** Start Extracted material **

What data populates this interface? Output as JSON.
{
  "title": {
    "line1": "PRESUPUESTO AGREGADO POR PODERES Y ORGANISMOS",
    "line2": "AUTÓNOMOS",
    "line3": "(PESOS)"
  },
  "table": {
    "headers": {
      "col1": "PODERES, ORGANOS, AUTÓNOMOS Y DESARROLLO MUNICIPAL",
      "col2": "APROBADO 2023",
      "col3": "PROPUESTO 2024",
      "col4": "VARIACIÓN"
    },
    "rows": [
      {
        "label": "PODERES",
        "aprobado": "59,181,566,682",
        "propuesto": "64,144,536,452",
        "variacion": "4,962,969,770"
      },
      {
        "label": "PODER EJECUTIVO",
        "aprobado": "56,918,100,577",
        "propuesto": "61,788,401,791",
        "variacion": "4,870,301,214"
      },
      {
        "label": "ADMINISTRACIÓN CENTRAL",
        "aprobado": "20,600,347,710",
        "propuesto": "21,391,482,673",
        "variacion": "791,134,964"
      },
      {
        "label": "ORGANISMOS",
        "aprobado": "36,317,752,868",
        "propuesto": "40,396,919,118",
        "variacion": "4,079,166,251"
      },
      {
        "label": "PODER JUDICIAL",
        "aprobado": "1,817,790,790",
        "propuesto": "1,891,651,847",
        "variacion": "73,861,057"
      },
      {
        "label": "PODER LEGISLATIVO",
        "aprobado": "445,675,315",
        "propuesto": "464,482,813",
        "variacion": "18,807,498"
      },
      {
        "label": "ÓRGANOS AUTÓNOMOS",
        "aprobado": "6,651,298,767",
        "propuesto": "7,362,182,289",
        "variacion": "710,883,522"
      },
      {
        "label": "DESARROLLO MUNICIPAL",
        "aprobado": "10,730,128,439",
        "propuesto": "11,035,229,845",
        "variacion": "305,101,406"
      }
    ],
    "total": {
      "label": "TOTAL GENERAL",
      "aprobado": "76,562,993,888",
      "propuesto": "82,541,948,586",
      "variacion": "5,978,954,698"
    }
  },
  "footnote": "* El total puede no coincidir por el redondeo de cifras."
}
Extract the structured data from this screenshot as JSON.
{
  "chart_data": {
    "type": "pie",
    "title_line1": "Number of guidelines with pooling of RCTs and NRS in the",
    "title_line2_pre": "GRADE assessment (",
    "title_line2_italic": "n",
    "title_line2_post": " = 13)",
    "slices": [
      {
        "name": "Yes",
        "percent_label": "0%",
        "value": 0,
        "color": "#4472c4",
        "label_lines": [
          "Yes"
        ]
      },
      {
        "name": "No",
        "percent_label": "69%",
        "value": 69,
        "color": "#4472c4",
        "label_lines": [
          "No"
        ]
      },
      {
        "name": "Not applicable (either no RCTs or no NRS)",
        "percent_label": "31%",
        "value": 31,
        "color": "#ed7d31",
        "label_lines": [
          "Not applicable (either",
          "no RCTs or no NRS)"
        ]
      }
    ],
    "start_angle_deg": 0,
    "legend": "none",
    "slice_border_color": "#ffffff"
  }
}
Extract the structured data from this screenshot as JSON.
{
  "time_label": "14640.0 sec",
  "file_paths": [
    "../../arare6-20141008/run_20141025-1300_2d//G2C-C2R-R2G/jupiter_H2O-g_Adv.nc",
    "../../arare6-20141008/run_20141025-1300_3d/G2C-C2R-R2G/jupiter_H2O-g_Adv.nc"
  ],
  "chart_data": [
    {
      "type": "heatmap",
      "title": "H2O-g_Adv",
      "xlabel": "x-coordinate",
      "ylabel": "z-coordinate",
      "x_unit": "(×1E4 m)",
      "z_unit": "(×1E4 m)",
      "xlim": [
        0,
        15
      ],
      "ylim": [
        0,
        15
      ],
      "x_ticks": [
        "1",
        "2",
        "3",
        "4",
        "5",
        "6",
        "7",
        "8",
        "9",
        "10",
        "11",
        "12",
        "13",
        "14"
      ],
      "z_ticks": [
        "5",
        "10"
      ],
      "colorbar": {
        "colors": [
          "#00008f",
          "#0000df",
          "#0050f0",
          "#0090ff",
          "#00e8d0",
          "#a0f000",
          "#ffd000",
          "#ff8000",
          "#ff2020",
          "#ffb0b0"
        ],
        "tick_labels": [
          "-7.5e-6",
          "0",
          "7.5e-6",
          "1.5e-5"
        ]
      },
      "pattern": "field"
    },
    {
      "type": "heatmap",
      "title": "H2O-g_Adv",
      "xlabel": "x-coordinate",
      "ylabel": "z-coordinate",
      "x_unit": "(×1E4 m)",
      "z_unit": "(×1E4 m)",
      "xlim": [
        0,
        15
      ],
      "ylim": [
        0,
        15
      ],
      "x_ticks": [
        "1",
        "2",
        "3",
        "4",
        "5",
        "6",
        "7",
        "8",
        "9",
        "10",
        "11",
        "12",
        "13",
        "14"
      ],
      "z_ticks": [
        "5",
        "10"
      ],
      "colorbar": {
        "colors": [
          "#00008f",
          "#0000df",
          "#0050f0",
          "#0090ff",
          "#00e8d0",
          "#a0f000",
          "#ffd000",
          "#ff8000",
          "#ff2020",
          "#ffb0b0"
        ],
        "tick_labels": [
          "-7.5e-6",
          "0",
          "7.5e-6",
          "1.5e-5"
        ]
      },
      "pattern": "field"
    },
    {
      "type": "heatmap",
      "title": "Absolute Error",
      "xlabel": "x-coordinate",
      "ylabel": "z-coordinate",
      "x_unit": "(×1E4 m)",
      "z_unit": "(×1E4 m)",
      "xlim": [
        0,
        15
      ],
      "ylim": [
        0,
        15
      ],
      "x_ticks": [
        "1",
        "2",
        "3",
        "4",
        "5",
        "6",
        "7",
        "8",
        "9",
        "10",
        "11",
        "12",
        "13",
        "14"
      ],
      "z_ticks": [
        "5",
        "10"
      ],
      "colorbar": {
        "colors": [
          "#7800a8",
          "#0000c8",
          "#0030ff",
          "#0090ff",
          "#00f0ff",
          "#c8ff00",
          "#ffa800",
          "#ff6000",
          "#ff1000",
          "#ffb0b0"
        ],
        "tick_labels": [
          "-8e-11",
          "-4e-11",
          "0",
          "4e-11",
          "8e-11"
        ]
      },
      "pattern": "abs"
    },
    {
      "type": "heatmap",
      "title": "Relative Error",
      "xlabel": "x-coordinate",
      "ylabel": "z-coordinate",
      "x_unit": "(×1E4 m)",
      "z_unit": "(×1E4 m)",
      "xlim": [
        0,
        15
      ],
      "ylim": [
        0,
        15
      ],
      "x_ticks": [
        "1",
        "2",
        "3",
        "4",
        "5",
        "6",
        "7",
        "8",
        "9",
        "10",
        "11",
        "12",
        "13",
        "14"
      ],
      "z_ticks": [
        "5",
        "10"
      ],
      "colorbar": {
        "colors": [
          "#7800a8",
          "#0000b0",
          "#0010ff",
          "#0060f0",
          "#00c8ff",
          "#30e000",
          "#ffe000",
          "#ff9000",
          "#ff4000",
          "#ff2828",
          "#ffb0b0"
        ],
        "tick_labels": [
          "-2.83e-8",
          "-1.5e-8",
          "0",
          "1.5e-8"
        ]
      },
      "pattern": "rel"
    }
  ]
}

** End Extracted material **

— Problem statement —
Transcribe the entire listing above precisely.

— Task solution —
What data populates this interface? Output as JSON.
{
  "title": {
    "line1": "PRESUPUESTO AGREGADO POR PODERES Y ORGANISMOS",
    "line2": "AUTÓNOMOS",
    "line3": "(PESOS)"
  },
  "table": {
    "headers": {
      "col1": "PODERES, ORGANOS, AUTÓNOMOS Y DESARROLLO MUNICIPAL",
      "col2": "APROBADO 2023",
      "col3": "PROPUESTO 2024",
      "col4": "VARIACIÓN"
    },
    "rows": [
      {
        "label": "PODERES",
        "aprobado": "59,181,566,682",
        "propuesto": "64,144,536,452",
        "variacion": "4,962,969,770"
      },
      {
        "label": "PODER EJECUTIVO",
        "aprobado": "56,918,100,577",
        "propuesto": "61,788,401,791",
        "variacion": "4,870,301,214"
      },
      {
        "label": "ADMINISTRACIÓN CENTRAL",
        "aprobado": "20,600,347,710",
        "propuesto": "21,391,482,673",
        "variacion": "791,134,964"
      },
      {
        "label": "ORGANISMOS",
        "aprobado": "36,317,752,868",
        "propuesto": "40,396,919,118",
        "variacion": "4,079,166,251"
      },
      {
        "label": "PODER JUDICIAL",
        "aprobado": "1,817,790,790",
        "propuesto": "1,891,651,847",
        "variacion": "73,861,057"
      },
      {
        "label": "PODER LEGISLATIVO",
        "aprobado": "445,675,315",
        "propuesto": "464,482,813",
        "variacion": "18,807,498"
      },
      {
        "label": "ÓRGANOS AUTÓNOMOS",
        "aprobado": "6,651,298,767",
        "propuesto": "7,362,182,289",
        "variacion": "710,883,522"
      },
      {
        "label": "DESARROLLO MUNICIPAL",
        "aprobado": "10,730,128,439",
        "propuesto": "11,035,229,845",
        "variacion": "305,101,406"
      }
    ],
    "total": {
      "label": "TOTAL GENERAL",
      "aprobado": "76,562,993,888",
      "propuesto": "82,541,948,586",
      "variacion": "5,978,954,698"
    }
  },
  "footnote": "* El total puede no coincidir por el redondeo de cifras."
}
Extract the structured data from this screenshot as JSON.
{
  "chart_data": {
    "type": "pie",
    "title_line1": "Number of guidelines with pooling of RCTs and NRS in the",
    "title_line2_pre": "GRADE assessment (",
    "title_line2_italic": "n",
    "title_line2_post": " = 13)",
    "slices": [
      {
        "name": "Yes",
        "percent_label": "0%",
        "value": 0,
        "color": "#4472c4",
        "label_lines": [
          "Yes"
        ]
      },
      {
        "name": "No",
        "percent_label": "69%",
        "value": 69,
        "color": "#4472c4",
        "label_lines": [
          "No"
        ]
      },
      {
        "name": "Not applicable (either no RCTs or no NRS)",
        "percent_label": "31%",
        "value": 31,
        "color": "#ed7d31",
        "label_lines": [
          "Not applicable (either",
          "no RCTs or no NRS)"
        ]
      }
    ],
    "start_angle_deg": 0,
    "legend": "none",
    "slice_border_color": "#ffffff"
  }
}
Extract the structured data from this screenshot as JSON.
{
  "time_label": "14640.0 sec",
  "file_paths": [
    "../../arare6-20141008/run_20141025-1300_2d//G2C-C2R-R2G/jupiter_H2O-g_Adv.nc",
    "../../arare6-20141008/run_20141025-1300_3d/G2C-C2R-R2G/jupiter_H2O-g_Adv.nc"
  ],
  "chart_data": [
    {
      "type": "heatmap",
      "title": "H2O-g_Adv",
      "xlabel": "x-coordinate",
      "ylabel": "z-coordinate",
      "x_unit": "(×1E4 m)",
      "z_unit": "(×1E4 m)",
      "xlim": [
        0,
        15
      ],
      "ylim": [
        0,
        15
      ],
      "x_ticks": [
        "1",
        "2",
        "3",
        "4",
        "5",
        "6",
        "7",
        "8",
        "9",
        "10",
        "11",
        "12",
        "13",
        "14"
      ],
      "z_ticks": [
        "5",
        "10"
      ],
      "colorbar": {
        "colors": [
          "#00008f",
          "#0000df",
          "#0050f0",
          "#0090ff",
          "#00e8d0",
          "#a0f000",
          "#ffd000",
          "#ff8000",
          "#ff2020",
          "#ffb0b0"
        ],
        "tick_labels": [
          "-7.5e-6",
          "0",
          "7.5e-6",
          "1.5e-5"
        ]
      },
      "pattern": "field"
    },
    {
      "type": "heatmap",
      "title": "H2O-g_Adv",
      "xlabel": "x-coordinate",
      "ylabel": "z-coordinate",
      "x_unit": "(×1E4 m)",
      "z_unit": "(×1E4 m)",
      "xlim": [
        0,
        15
      ],
      "ylim": [
        0,
        15
      ],
      "x_ticks": [
        "1",
        "2",
        "3",
        "4",
        "5",
        "6",
        "7",
        "8",
        "9",
        "10",
        "11",
        "12",
        "13",
        "14"
      ],
      "z_ticks": [
        "5",
        "10"
      ],
      "colorbar": {
        "colors": [
          "#00008f",
          "#0000df",
          "#0050f0",
          "#0090ff",
          "#00e8d0",
          "#a0f000",
          "#ffd000",
          "#ff8000",
          "#ff2020",
          "#ffb0b0"
        ],
        "tick_labels": [
          "-7.5e-6",
          "0",
          "7.5e-6",
          "1.5e-5"
        ]
      },
      "pattern": "field"
    },
    {
      "type": "heatmap",
      "title": "Absolute Error",
      "xlabel": "x-coordinate",
      "ylabel": "z-coordinate",
      "x_unit": "(×1E4 m)",
      "z_unit": "(×1E4 m)",
      "xlim": [
        0,
        15
      ],
      "ylim": [
        0,
        15
      ],
      "x_ticks": [
        "1",
        "2",
        "3",
        "4",
        "5",
        "6",
        "7",
        "8",
        "9",
        "10",
        "11",
        "12",
        "13",
        "14"
      ],
      "z_ticks": [
        "5",
        "10"
      ],
      "colorbar": {
        "colors": [
          "#7800a8",
          "#0000c8",
          "#0030ff",
          "#0090ff",
          "#00f0ff",
          "#c8ff00",
          "#ffa800",
          "#ff6000",
          "#ff1000",
          "#ffb0b0"
        ],
        "tick_labels": [
          "-8e-11",
          "-4e-11",
          "0",
          "4e-11",
          "8e-11"
        ]
      },
      "pattern": "abs"
    },
    {
      "type": "heatmap",
      "title": "Relative Error",
      "xlabel": "x-coordinate",
      "ylabel": "z-coordinate",
      "x_unit": "(×1E4 m)",
      "z_unit": "(×1E4 m)",
      "xlim": [
        0,
        15
      ],
      "ylim": [
        0,
        15
      ],
      "x_ticks": [
        "1",
        "2",
        "3",
        "4",
        "5",
        "6",
        "7",
        "8",
        "9",
        "10",
        "11",
        "12",
        "13",
        "14"
      ],
      "z_ticks": [
        "5",
        "10"
      ],
      "colorbar": {
        "colors": [
          "#7800a8",
          "#0000b0",
          "#0010ff",
          "#0060f0",
          "#00c8ff",
          "#30e000",
          "#ffe000",
          "#ff9000",
          "#ff4000",
          "#ff2828",
          "#ffb0b0"
        ],
        "tick_labels": [
          "-2.83e-8",
          "-1.5e-8",
          "0",
          "1.5e-8"
        ]
      },
      "pattern": "rel"
    }
  ]
}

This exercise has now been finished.